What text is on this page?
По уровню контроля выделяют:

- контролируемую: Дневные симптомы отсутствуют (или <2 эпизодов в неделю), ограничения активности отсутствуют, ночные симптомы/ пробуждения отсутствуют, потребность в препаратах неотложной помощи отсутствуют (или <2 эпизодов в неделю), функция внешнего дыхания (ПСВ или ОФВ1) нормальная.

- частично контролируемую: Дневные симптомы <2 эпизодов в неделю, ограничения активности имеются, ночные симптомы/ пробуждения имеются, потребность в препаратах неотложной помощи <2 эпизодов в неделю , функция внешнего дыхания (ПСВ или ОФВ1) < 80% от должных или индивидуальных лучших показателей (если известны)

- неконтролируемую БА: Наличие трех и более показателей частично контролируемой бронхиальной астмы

### What needs to be done
Every record should be repeated exactly; please leave none out.

### Output of the task
What text is on this page?
По уровню контроля выделяют:

- контролируемую: Дневные симптомы отсутствуют (или <2 эпизодов в неделю), ограничения активности отсутствуют, ночные симптомы/ пробуждения отсутствуют, потребность в препаратах неотложной помощи отсутствуют (или <2 эпизодов в неделю), функция внешнего дыхания (ПСВ или ОФВ1) нормальная.

- частично контролируемую: Дневные симптомы <2 эпизодов в неделю, ограничения активности имеются, ночные симптомы/ пробуждения имеются, потребность в препаратах неотложной помощи <2 эпизодов в неделю , функция внешнего дыхания (ПСВ или ОФВ1) < 80% от должных или индивидуальных лучших показателей (если известны)

- неконтролируемую БА: Наличие трех и более показателей частично контролируемой бронхиальной астмы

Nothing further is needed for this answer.